### [Supplied material]
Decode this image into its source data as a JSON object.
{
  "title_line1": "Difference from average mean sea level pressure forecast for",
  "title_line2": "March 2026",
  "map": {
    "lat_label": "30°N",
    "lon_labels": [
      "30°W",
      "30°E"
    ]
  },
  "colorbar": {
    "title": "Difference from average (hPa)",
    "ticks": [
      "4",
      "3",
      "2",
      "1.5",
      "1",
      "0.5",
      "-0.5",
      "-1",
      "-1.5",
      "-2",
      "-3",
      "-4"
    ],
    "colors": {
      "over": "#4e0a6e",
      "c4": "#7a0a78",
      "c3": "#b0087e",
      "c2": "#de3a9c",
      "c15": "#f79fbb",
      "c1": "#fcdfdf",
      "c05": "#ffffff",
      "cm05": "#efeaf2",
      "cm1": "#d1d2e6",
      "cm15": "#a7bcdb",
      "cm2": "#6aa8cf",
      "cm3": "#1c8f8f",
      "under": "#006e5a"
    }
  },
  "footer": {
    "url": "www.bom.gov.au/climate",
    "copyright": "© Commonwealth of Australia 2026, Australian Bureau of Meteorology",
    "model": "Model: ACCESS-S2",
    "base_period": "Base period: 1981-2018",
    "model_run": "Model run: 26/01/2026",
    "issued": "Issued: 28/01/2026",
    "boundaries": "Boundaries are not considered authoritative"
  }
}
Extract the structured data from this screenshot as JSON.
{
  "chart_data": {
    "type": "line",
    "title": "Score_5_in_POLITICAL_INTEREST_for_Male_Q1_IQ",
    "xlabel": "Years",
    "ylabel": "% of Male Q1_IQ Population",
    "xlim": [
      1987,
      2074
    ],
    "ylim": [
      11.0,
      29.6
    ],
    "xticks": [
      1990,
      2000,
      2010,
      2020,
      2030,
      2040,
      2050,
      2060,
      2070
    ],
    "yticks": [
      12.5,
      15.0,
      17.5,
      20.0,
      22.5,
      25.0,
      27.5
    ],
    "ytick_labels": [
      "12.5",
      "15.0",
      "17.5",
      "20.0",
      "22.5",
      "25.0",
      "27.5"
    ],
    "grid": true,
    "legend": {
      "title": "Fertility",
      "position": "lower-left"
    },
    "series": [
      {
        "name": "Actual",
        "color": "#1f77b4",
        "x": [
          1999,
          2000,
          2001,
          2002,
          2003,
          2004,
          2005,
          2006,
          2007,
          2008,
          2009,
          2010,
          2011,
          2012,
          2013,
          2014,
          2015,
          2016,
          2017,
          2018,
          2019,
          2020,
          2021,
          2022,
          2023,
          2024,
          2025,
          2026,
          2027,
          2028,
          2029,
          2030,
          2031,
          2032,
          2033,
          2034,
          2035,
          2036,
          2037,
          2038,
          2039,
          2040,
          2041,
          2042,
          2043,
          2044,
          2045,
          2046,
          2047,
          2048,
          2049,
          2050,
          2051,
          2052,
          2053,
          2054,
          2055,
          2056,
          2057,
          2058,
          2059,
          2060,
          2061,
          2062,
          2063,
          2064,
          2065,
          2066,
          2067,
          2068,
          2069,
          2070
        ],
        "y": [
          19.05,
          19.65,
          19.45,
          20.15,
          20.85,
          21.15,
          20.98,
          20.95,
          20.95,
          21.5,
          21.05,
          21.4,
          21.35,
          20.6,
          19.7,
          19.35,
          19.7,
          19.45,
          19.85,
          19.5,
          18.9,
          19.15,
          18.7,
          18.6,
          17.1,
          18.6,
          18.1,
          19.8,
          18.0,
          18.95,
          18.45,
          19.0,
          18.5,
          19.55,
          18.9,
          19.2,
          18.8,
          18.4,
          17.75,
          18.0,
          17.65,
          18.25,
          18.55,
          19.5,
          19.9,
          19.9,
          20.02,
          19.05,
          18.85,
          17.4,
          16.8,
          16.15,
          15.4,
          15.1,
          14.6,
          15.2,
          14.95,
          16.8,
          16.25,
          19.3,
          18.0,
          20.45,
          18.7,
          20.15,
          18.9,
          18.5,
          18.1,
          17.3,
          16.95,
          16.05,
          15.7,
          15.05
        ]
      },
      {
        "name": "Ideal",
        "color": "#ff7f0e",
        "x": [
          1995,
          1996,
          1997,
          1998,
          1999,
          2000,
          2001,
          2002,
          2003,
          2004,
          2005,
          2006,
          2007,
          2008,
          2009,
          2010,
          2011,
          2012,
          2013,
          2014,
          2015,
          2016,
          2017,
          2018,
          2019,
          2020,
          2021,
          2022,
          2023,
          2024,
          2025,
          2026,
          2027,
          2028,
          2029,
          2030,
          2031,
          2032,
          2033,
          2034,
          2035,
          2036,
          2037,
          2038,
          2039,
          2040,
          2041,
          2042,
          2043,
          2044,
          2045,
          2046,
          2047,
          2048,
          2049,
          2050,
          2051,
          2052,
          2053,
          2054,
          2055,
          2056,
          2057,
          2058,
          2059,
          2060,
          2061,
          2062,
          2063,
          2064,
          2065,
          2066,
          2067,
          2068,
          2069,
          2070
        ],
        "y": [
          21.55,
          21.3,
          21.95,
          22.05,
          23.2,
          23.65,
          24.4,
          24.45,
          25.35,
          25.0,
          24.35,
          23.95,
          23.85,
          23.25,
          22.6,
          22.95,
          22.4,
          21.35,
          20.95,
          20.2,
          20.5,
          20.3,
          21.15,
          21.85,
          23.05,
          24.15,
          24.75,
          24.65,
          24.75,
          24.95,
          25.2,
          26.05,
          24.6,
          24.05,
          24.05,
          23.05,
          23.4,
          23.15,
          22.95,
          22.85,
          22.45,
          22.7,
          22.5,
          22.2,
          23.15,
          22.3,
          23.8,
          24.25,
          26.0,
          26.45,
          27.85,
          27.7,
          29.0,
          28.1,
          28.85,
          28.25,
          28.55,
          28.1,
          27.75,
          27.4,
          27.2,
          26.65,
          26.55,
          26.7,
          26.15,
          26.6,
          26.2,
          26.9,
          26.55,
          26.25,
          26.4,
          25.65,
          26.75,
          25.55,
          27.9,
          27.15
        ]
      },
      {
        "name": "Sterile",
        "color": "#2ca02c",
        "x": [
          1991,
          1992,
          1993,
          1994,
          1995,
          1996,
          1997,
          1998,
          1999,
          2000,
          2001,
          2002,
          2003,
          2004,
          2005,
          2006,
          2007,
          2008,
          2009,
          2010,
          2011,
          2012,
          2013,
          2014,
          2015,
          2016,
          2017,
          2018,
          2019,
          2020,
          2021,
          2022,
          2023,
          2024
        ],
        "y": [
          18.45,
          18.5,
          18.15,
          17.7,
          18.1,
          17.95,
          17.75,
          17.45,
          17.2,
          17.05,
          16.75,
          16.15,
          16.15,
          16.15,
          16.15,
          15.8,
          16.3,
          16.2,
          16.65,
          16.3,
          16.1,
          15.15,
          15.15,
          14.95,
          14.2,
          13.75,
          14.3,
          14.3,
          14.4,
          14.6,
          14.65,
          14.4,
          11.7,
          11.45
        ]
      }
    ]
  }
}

### [Given request]
Extract all of the data above without altering anything.

### [Result of this exercise]
Decode this image into its source data as a JSON object.
{
  "title_line1": "Difference from average mean sea level pressure forecast for",
  "title_line2": "March 2026",
  "map": {
    "lat_label": "30°N",
    "lon_labels": [
      "30°W",
      "30°E"
    ]
  },
  "colorbar": {
    "title": "Difference from average (hPa)",
    "ticks": [
      "4",
      "3",
      "2",
      "1.5",
      "1",
      "0.5",
      "-0.5",
      "-1",
      "-1.5",
      "-2",
      "-3",
      "-4"
    ],
    "colors": {
      "over": "#4e0a6e",
      "c4": "#7a0a78",
      "c3": "#b0087e",
      "c2": "#de3a9c",
      "c15": "#f79fbb",
      "c1": "#fcdfdf",
      "c05": "#ffffff",
      "cm05": "#efeaf2",
      "cm1": "#d1d2e6",
      "cm15": "#a7bcdb",
      "cm2": "#6aa8cf",
      "cm3": "#1c8f8f",
      "under": "#006e5a"
    }
  },
  "footer": {
    "url": "www.bom.gov.au/climate",
    "copyright": "© Commonwealth of Australia 2026, Australian Bureau of Meteorology",
    "model": "Model: ACCESS-S2",
    "base_period": "Base period: 1981-2018",
    "model_run": "Model run: 26/01/2026",
    "issued": "Issued: 28/01/2026",
    "boundaries": "Boundaries are not considered authoritative"
  }
}
Extract the structured data from this screenshot as JSON.
{
  "chart_data": {
    "type": "line",
    "title": "Score_5_in_POLITICAL_INTEREST_for_Male_Q1_IQ",
    "xlabel": "Years",
    "ylabel": "% of Male Q1_IQ Population",
    "xlim": [
      1987,
      2074
    ],
    "ylim": [
      11.0,
      29.6
    ],
    "xticks": [
      1990,
      2000,
      2010,
      2020,
      2030,
      2040,
      2050,
      2060,
      2070
    ],
    "yticks": [
      12.5,
      15.0,
      17.5,
      20.0,
      22.5,
      25.0,
      27.5
    ],
    "ytick_labels": [
      "12.5",
      "15.0",
      "17.5",
      "20.0",
      "22.5",
      "25.0",
      "27.5"
    ],
    "grid": true,
    "legend": {
      "title": "Fertility",
      "position": "lower-left"
    },
    "series": [
      {
        "name": "Actual",
        "color": "#1f77b4",
        "x": [
          1999,
          2000,
          2001,
          2002,
          2003,
          2004,
          2005,
          2006,
          2007,
          2008,
          2009,
          2010,
          2011,
          2012,
          2013,
          2014,
          2015,
          2016,
          2017,
          2018,
          2019,
          2020,
          2021,
          2022,
          2023,
          2024,
          2025,
          2026,
          2027,
          2028,
          2029,
          2030,
          2031,
          2032,
          2033,
          2034,
          2035,
          2036,
          2037,
          2038,
          2039,
          2040,
          2041,
          2042,
          2043,
          2044,
          2045,
          2046,
          2047,
          2048,
          2049,
          2050,
          2051,
          2052,
          2053,
          2054,
          2055,
          2056,
          2057,
          2058,
          2059,
          2060,
          2061,
          2062,
          2063,
          2064,
          2065,
          2066,
          2067,
          2068,
          2069,
          2070
        ],
        "y": [
          19.05,
          19.65,
          19.45,
          20.15,
          20.85,
          21.15,
          20.98,
          20.95,
          20.95,
          21.5,
          21.05,
          21.4,
          21.35,
          20.6,
          19.7,
          19.35,
          19.7,
          19.45,
          19.85,
          19.5,
          18.9,
          19.15,
          18.7,
          18.6,
          17.1,
          18.6,
          18.1,
          19.8,
          18.0,
          18.95,
          18.45,
          19.0,
          18.5,
          19.55,
          18.9,
          19.2,
          18.8,
          18.4,
          17.75,
          18.0,
          17.65,
          18.25,
          18.55,
          19.5,
          19.9,
          19.9,
          20.02,
          19.05,
          18.85,
          17.4,
          16.8,
          16.15,
          15.4,
          15.1,
          14.6,
          15.2,
          14.95,
          16.8,
          16.25,
          19.3,
          18.0,
          20.45,
          18.7,
          20.15,
          18.9,
          18.5,
          18.1,
          17.3,
          16.95,
          16.05,
          15.7,
          15.05
        ]
      },
      {
        "name": "Ideal",
        "color": "#ff7f0e",
        "x": [
          1995,
          1996,
          1997,
          1998,
          1999,
          2000,
          2001,
          2002,
          2003,
          2004,
          2005,
          2006,
          2007,
          2008,
          2009,
          2010,
          2011,
          2012,
          2013,
          2014,
          2015,
          2016,
          2017,
          2018,
          2019,
          2020,
          2021,
          2022,
          2023,
          2024,
          2025,
          2026,
          2027,
          2028,
          2029,
          2030,
          2031,
          2032,
          2033,
          2034,
          2035,
          2036,
          2037,
          2038,
          2039,
          2040,
          2041,
          2042,
          2043,
          2044,
          2045,
          2046,
          2047,
          2048,
          2049,
          2050,
          2051,
          2052,
          2053,
          2054,
          2055,
          2056,
          2057,
          2058,
          2059,
          2060,
          2061,
          2062,
          2063,
          2064,
          2065,
          2066,
          2067,
          2068,
          2069,
          2070
        ],
        "y": [
          21.55,
          21.3,
          21.95,
          22.05,
          23.2,
          23.65,
          24.4,
          24.45,
          25.35,
          25.0,
          24.35,
          23.95,
          23.85,
          23.25,
          22.6,
          22.95,
          22.4,
          21.35,
          20.95,
          20.2,
          20.5,
          20.3,
          21.15,
          21.85,
          23.05,
          24.15,
          24.75,
          24.65,
          24.75,
          24.95,
          25.2,
          26.05,
          24.6,
          24.05,
          24.05,
          23.05,
          23.4,
          23.15,
          22.95,
          22.85,
          22.45,
          22.7,
          22.5,
          22.2,
          23.15,
          22.3,
          23.8,
          24.25,
          26.0,
          26.45,
          27.85,
          27.7,
          29.0,
          28.1,
          28.85,
          28.25,
          28.55,
          28.1,
          27.75,
          27.4,
          27.2,
          26.65,
          26.55,
          26.7,
          26.15,
          26.6,
          26.2,
          26.9,
          26.55,
          26.25,
          26.4,
          25.65,
          26.75,
          25.55,
          27.9,
          27.15
        ]
      },
      {
        "name": "Sterile",
        "color": "#2ca02c",
        "x": [
          1991,
          1992,
          1993,
          1994,
          1995,
          1996,
          1997,
          1998,
          1999,
          2000,
          2001,
          2002,
          2003,
          2004,
          2005,
          2006,
          2007,
          2008,
          2009,
          2010,
          2011,
          2012,
          2013,
          2014,
          2015,
          2016,
          2017,
          2018,
          2019,
          2020,
          2021,
          2022,
          2023,
          2024
        ],
        "y": [
          18.45,
          18.5,
          18.15,
          17.7,
          18.1,
          17.95,
          17.75,
          17.45,
          17.2,
          17.05,
          16.75,
          16.15,
          16.15,
          16.15,
          16.15,
          15.8,
          16.3,
          16.2,
          16.65,
          16.3,
          16.1,
          15.15,
          15.15,
          14.95,
          14.2,
          13.75,
          14.3,
          14.3,
          14.4,
          14.6,
          14.65,
          14.4,
          11.7,
          11.45
        ]
      }
    ]
  }
}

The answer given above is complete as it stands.